Чтобы не отставать от других европейских дворов и прослыть покровительницей искусств, Анна Иоанновна выписывала из Италии и Германии актеров и музыкантов. Ее заботами в 1736 году в России впервые была поставлена опера. Но императрица театр все равно не любила и выдерживала спектакль до конца, если смотрела итальянские комедии и немецкие фарсы с руганью и дракой. Те же сцены, но в исполнении карликов, карлиц и шутов она приказывала представлять для нее и во дворце.
Но более всего прочего ей нравилось слушать сказительниц. Поэтому во всех концах империи искали девок и баб, умеющих складно и много говорить, и отправляли их ко двору для увеселения государыни. Полюбившиеся Анне Иоанновне сказительницы щедро награждались. Дворцовая судомойка Юшкова, например, обратила на себя внимание умением рассказывать забавлявшие государыню непристойные истории. И в результате из босоногой прислуги превратилась в статс-даму императрицы.

● Выдержки из данных:

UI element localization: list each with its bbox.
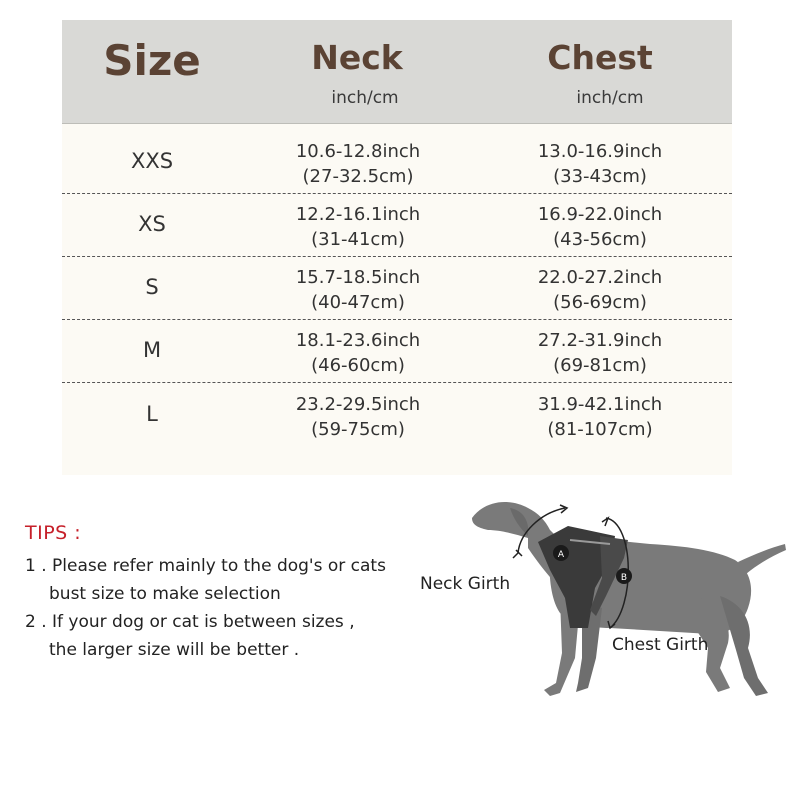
table-row [62, 194, 732, 257]
svg-text:B: B [620, 573, 628, 583]
neck-cm: (27-32.5cm) [302, 166, 414, 187]
neck-cell [248, 328, 468, 378]
chest-inch: 22.0-27.2inch [537, 267, 663, 288]
size-cell: XXS [130, 149, 174, 173]
header-size: Size [103, 36, 201, 85]
size-cell: M [142, 338, 162, 362]
neck-inch: 23.2-29.5inch [295, 394, 421, 415]
size-chart-table [62, 20, 732, 475]
chest-cm: (56-69cm) [553, 292, 647, 313]
table-row [62, 384, 732, 447]
dog-harness-illustration [410, 478, 790, 718]
neck-inch: 18.1-23.6inch [295, 330, 421, 351]
neck-girth-label: Neck Girth [420, 574, 511, 594]
neck-inch: 12.2-16.1inch [295, 204, 421, 225]
tips-title: TIPS : [25, 522, 82, 544]
chest-inch: 13.0-16.9inch [537, 141, 663, 162]
neck-cm: (40-47cm) [311, 292, 405, 313]
chest-cell [490, 392, 710, 442]
neck-inch: 10.6-12.8inch [295, 141, 421, 162]
size-cell: XS [138, 212, 166, 236]
dog-silhouette-icon [472, 502, 786, 696]
chest-cell [490, 139, 710, 189]
chest-cell [490, 202, 710, 252]
chest-cell [490, 265, 710, 315]
neck-cm: (31-41cm) [311, 229, 405, 250]
marker-a [553, 545, 569, 561]
svg-text:A: A [557, 550, 565, 560]
table-row [62, 257, 732, 320]
neck-cell [248, 202, 468, 252]
chest-girth-label: Chest Girth [612, 635, 709, 655]
neck-cell [248, 139, 468, 189]
size-cell: S [145, 275, 159, 299]
chest-inch: 31.9-42.1inch [537, 394, 663, 415]
header-neck-unit: inch/cm [331, 88, 399, 108]
chest-inch: 16.9-22.0inch [537, 204, 663, 225]
neck-inch: 15.7-18.5inch [295, 267, 421, 288]
tip-1-line-1: 1 . Please refer mainly to the dog's or cats [25, 556, 386, 576]
tips-section [25, 522, 415, 664]
header-chest: Chest [547, 38, 653, 77]
tips-list [25, 552, 415, 664]
chest-cm: (69-81cm) [553, 355, 647, 376]
chest-cell [490, 328, 710, 378]
neck-cm: (46-60cm) [311, 355, 405, 376]
table-row [62, 131, 732, 194]
neck-cell [248, 392, 468, 442]
tip-2-line-2: the larger size will be better . [49, 640, 300, 660]
neck-cell [248, 265, 468, 315]
marker-b [616, 568, 632, 584]
chest-cm: (43-56cm) [553, 229, 647, 250]
tip-2-line-1: 2 . If your dog or cat is between sizes , [25, 612, 355, 632]
chest-inch: 27.2-31.9inch [537, 330, 663, 351]
tip-1-line-2: bust size to make selection [49, 584, 281, 604]
neck-cm: (59-75cm) [311, 419, 405, 440]
header-neck: Neck [311, 38, 403, 77]
header-chest-unit: inch/cm [576, 88, 644, 108]
chest-cm: (81-107cm) [547, 419, 653, 440]
chest-cm: (33-43cm) [553, 166, 647, 187]
table-header [62, 20, 732, 124]
table-row [62, 320, 732, 383]
size-cell: L [146, 402, 158, 426]
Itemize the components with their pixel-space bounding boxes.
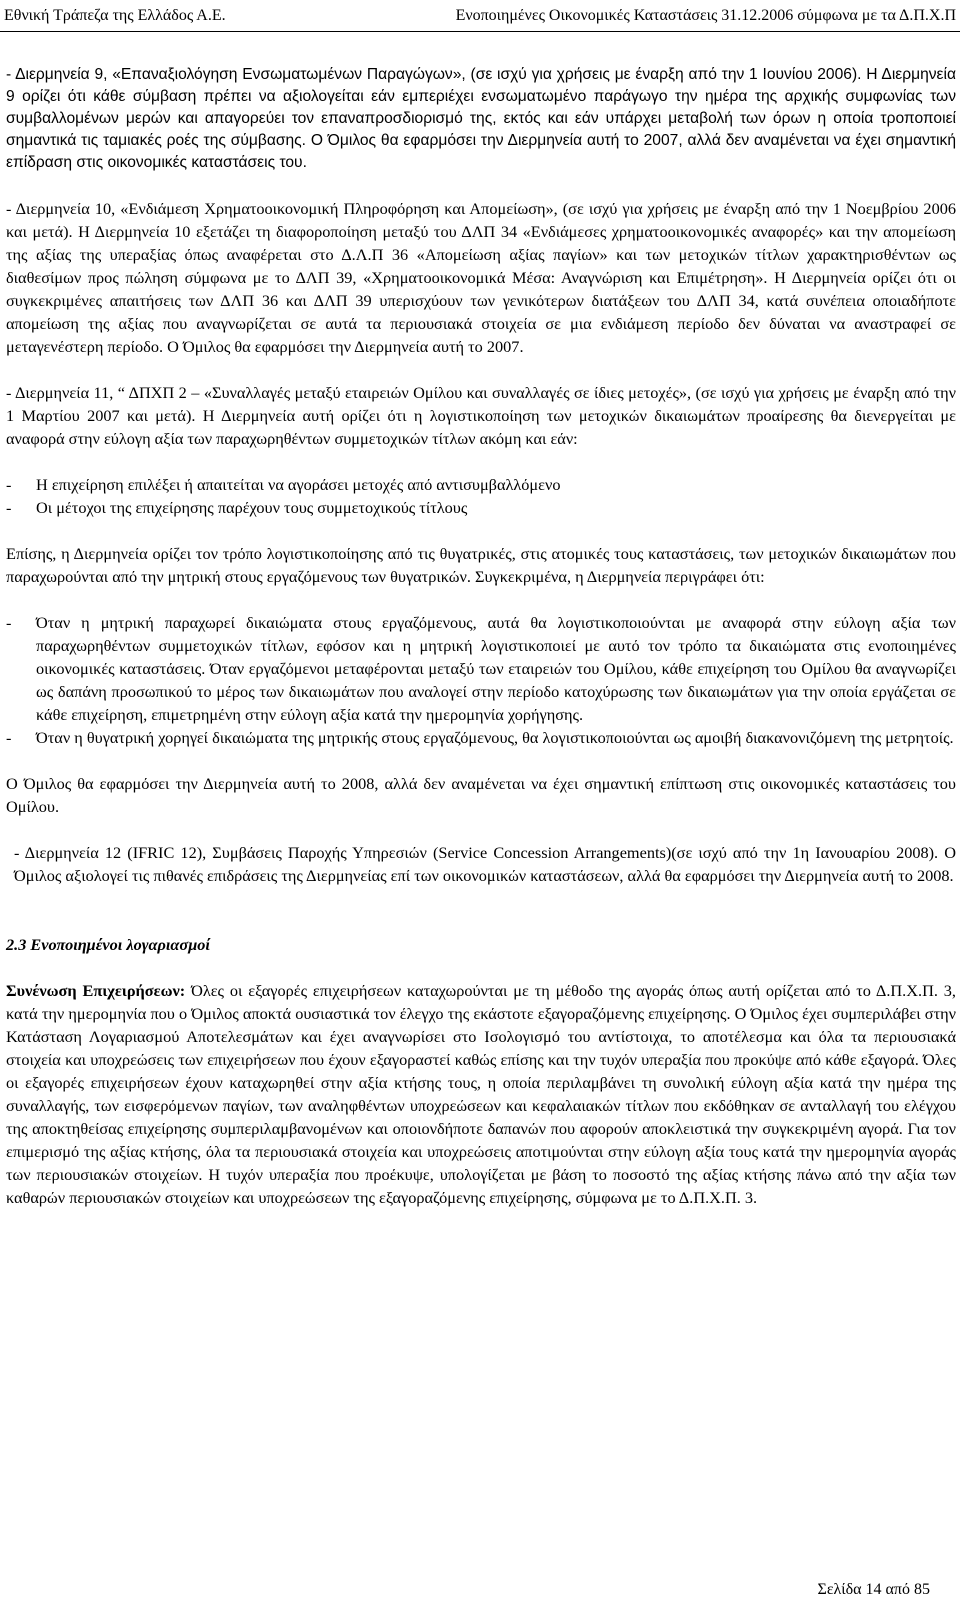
paragraph-also: Επίσης, η Διερμηνεία ορίζει τον τρόπο λογιστικοποίησης από τις θυγατρικές, στις ατομικές τους καταστάσεις, των μετοχικών δικαιωμάτων που παραχωρούνται από την μητρική στους εργαζόμενους των θυγατρικών. Συγκεκριμένα, η Διερμηνεία περιγράφει ότι: [6, 544, 956, 586]
list-item-text: Η επιχείρηση επιλέξει ή απαιτείται να αγοράσει μετοχές από αντισυμβαλλόμενο [36, 475, 561, 494]
page-number: Σελίδα 14 από 85 [817, 1581, 930, 1598]
list-dash: - [6, 498, 12, 517]
list-item [6, 496, 956, 519]
list-dash: - [6, 728, 12, 747]
page-header [0, 4, 960, 28]
spacer [6, 887, 956, 933]
list-item-text: Οι μέτοχοι της επιχείρησης παρέχουν τους συμμετοχικούς τίτλους [36, 498, 468, 517]
section-heading: 2.3 Ενοποιημένοι λογαριασμοί [6, 935, 210, 954]
list-dash: - [6, 475, 12, 494]
spacer [6, 818, 956, 841]
business-combination-label: Συνένωση Επιχειρήσεων: [6, 981, 186, 1000]
list-item [6, 611, 956, 726]
spacer [6, 174, 956, 197]
paragraph-business-combination [6, 979, 956, 1209]
spacer [6, 956, 956, 979]
paragraph-ifric-10: - Διερμηνεία 10, «Ενδιάμεση Χρηματοοικονομική Πληροφόρηση και Απομείωση», (σε ισχύ για χρήσεις με έναρξη από την 1 Νοεμβρίου 2006 και μετά). Η Διερμηνεία 10 εξετάζει τη διαφοροποίηση μεταξύ του ΔΛΠ 34 «Ενδιάμεσες χρηματοοικονομικές αναφορές» και την απομείωση της αξίας της υπεραξίας όπως αναφέρεται στο Δ.Λ.Π 36 «Απομείωση αξίας παγίων» και των μετοχικών τίτλων χαρακτηρισθέντων ως διαθεσίμων προς πώληση σύμφωνα με το ΔΛΠ 39, «Χρηματοοικονομικά Μέσα: Αναγνώριση και Επιμέτρηση». Η Διερμηνεία ορίζει ότι οι συγκεκριμένες απαιτήσεις των ΔΛΠ 36 και ΔΛΠ 39 υπερισχύουν των γενικότερων διατάξεων του ΔΛΠ 34, κατά συνέπεια οποιαδήποτε απομείωση της αξίας που αναγνωρίζεται σε αυτά τα περιουσιακά στοιχεία σε μια ενδιάμεση περίοδο δεν δύναται να αναστραφεί σε μεταγενέστερη περίοδο. Ο Όμιλος θα εφαρμόσει την Διερμηνεία αυτή το 2007. [6, 199, 956, 356]
spacer [6, 519, 956, 542]
paragraph-2008: Ο Όμιλος θα εφαρμόσει την Διερμηνεία αυτή το 2008, αλλά δεν αναμένεται να έχει σημαντική επίπτωση στις οικονομικές καταστάσεις του Ομίλου. [6, 774, 956, 816]
header-divider [0, 31, 960, 32]
paragraph-ifric-11: - Διερμηνεία 11, “ ΔΠΧΠ 2 – «Συναλλαγές μεταξύ εταιρειών Ομίλου και συναλλαγές σε ίδιες μετοχές», (σε ισχύ για χρήσεις με έναρξη από την 1 Μαρτίου 2007 και μετά). Η Διερμηνεία αυτή ορίζει ότι η λογιστικοποίηση των μετοχικών δικαιωμάτων προαίρεσης θα διενεργείται με αναφορά στην εύλογη αξία των παραχωρηθέντων συμμετοχικών τίτλων ακόμη και εάν: [6, 383, 956, 448]
page-content [6, 64, 956, 1209]
spacer [6, 588, 956, 611]
business-combination-text: Όλες οι εξαγορές επιχειρήσεων καταχωρούνται με τη μέθοδο της αγοράς όπως αυτή ορίζεται από το Δ.Π.Χ.Π. 3, κατά την ημερομηνία που ο Όμιλος αποκτά ουσιαστικά τον έλεγχο της εκάστοτε εξαγοραζόμενης επιχείρησης. Ο Όμιλος έχει συμπεριλάβει στην Κατάσταση Λογαριασμού Αποτελεσμάτων και έχει αναγνωρίσει στο Ισολογισμό του αντίστοιχα, το αποτέλεσμα και όλα τα περιουσιακά στοιχεία και υποχρεώσεις των επιχειρήσεων που έχουν εξαγοραστεί καθώς επίσης και την τυχόν υπεραξία που προκύψε από κάθε εξαγορά. Όλες οι εξαγορές επιχειρήσεων έχουν καταχωρηθεί στην αξία κτήσης τους, η οποία περιλαμβάνει τη συνολική εύλογη αξία κατά την ημέρα της συναλλαγής, των εισφερόμενων παγίων, των αναληφθέντων υποχρεώσεων και κεφαλαιακών τίτλων που εκδόθηκαν σε ανταλλαγή του ελέγχου της αποκτηθείσας επιχείρησης συμπεριλαμβανομένων και οποιονδήποτε δαπανών που αφορούν αποκλειστικά την συγκεκριμένη αγορά. Για τον επιμερισμό της αξίας κτήσης, όλα τα περιουσιακά στοιχεία και υποχρεώσεις αποτιμούνται στην εύλογη αξία τους κατά την ημερομηνία αγοράς των περιουσιακών στοιχείων. Η τυχόν υπεραξία που προέκυψε, υπολογίζεται με βάση το ποσοστό της αξίας κτήσης πάνω από την αξία των καθαρών περιουσιακών στοιχείων και υποχρεώσεων της εξαγοραζόμενης επιχείρησης, σύμφωνα με το Δ.Π.Χ.Π. 3. [6, 981, 956, 1207]
spacer [6, 358, 956, 381]
list-item [6, 473, 956, 496]
list-item [6, 726, 956, 749]
list-item-text: Όταν η θυγατρική χορηγεί δικαιώματα της μητρικής στους εργαζόμενους, θα λογιστικοποιούνται ως αμοιβή διακανονιζόμενη της μετρητοίς. [36, 728, 954, 747]
list-item-text: Όταν η μητρική παραχωρεί δικαιώματα στους εργαζόμενους, αυτά θα λογιστικοποιούνται με αναφορά στην εύλογη αξία των παραχωρηθέντων συμμετοχικών τίτλων, εφόσον και η μητρική λογιστικοποιεί με αυτό τον τρόπο τα δικαιώματα στις ενοποιημένες οικονομικές καταστάσεις. Όταν εργαζόμενοι μεταφέρονται μεταξύ των εταιρειών του Ομίλου, κάθε επιχείρηση του Ομίλου θα αναγνωρίζει ως δαπάνη προσωπικού το μέρος των δικαιωμάτων που αναλογεί στην περίοδο κατοχύρωσης των δικαιωμάτων για την οποία εργάζεται σε κάθε επιχείρηση, επιμετρημένη στην εύλογη αξία κατά την ημερομηνία χορήγησης. [36, 613, 956, 724]
header-bank-name: Εθνική Τράπεζα της Ελλάδος Α.Ε. [4, 7, 226, 24]
spacer [6, 749, 956, 772]
header-document-title: Ενοποιημένες Οικονομικές Καταστάσεις 31.12.2006 σύμφωνα με τα Δ.Π.Χ.Π [455, 7, 956, 24]
paragraph-ifric-12: - Διερμηνεία 12 (IFRIC 12), Συμβάσεις Παροχής Υπηρεσιών (Service Concession Arrangements)(σε ισχύ από την 1η Ιανουαρίου 2008). Ο Όμιλος αξιολογεί τις πιθανές επιδράσεις της Διερμηνείας επί των οικονομικών καταστάσεων, αλλά θα εφαρμόσει την Διερμηνεία αυτή το 2008. [14, 843, 956, 885]
list-dash: - [6, 613, 12, 632]
paragraph-ifric-9: - Διερμηνεία 9, «Επαναξιολόγηση Ενσωματωμένων Παραγώγων», (σε ισχύ για χρήσεις με έναρξη από την 1 Ιουνίου 2006). Η Διερμηνεία 9 ορίζει ότι κάθε σύμβαση πρέπει να αξιολογείται εάν εμπεριέχει ενσωματωμένο παράγωγο την ημέρα της αρχικής συμφωνίας των συμβαλλομένων μερών και απαγορεύει τον επαναπροσδιορισμό της, εκτός και εάν υπάρχει μεταβολή των όρων η οποία τροποποιεί σημαντικά τις ταμιακές ροές της σύμβασης. Ο Όμιλος θα εφαρμόσει την Διερμηνεία αυτή το 2007, αλλά δεν αναμένεται να έχει σημαντική επίδραση στις οικονομικές καταστάσεις του. [6, 66, 956, 171]
spacer [6, 450, 956, 473]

● Задания:
1) Перепишите фрагмент отрывка об Анне Иоанновне от слов «Но более всего» до слов «в статс-даму императрицы.» включительно, заменив «судомойка» на «кухарка».
2) Напишите продолжение отрывка об Анне Иоанновне, начав сразу после его последнего предложения.
Эти записи взяты из другого источника.

● Ответы:
1)
Но более всего прочего ей нравилось слушать сказительниц. Поэтому во всех концах империи искали девок и баб, умеющих складно и много говорить, и отправляли их ко двору для увеселения государыни. Полюбившиеся Анне Иоанновне сказительницы щедро награждались. Дворцовая кухарка Юшкова, например, обратила на себя внимание умением рассказывать забавлявшие государыню непристойные истории. И в результате из босоногой прислуги превратилась в статс-даму императрицы.

2)
Зная суровый нрав Анны Иоанновны, никто из подданных, за исключением ее фаворита герцога Бирона, не решался возражать императрице. При Петре Великом и в следующие царствия при дворе часто и очень много пили. Но Анна Иоанновна не терпела пьянства и пьяниц. Только обер-шталмейстеру двора князю Александру Борисовичу Куракину, беспредельно преданному императрице и потому высоко ценимому, дозволено было пить вволю. Но фаворит, видя неподдельное горе придворных, уговорил самодержицу слегка смягчить суровые ограничения. С тех пор ежегодно в день ее восшествия на престол каждый приглашенный на празднование гость был обязан встать перед государыней на одно колено и выпить большой кубок венгерского вина.
Но в некоторых случаях был бессилен и Бирон. Императрица повелела для управления церковными делами «составить Священный синод в числе 11 человек из двух равных половин, великороссийской и малороссийской». Указать императрице на ошибку не решился даже фаворит.
В 1718 году захворал Пётр Михайлович Бестужев, которому Петр Великий повелел приглядывать за своей племянницей — вдовствующей герцогиней Курляндской Анной Иоанновной. Вместо него, обер-гофмейстера курляндского двора и любовника герцогини, бумаги на подпись принес мелкий, но видный собой чиновник Бирон. Он настолько понравился Анне Иоанновне, что вскоре полностью заменил собой Бестужева.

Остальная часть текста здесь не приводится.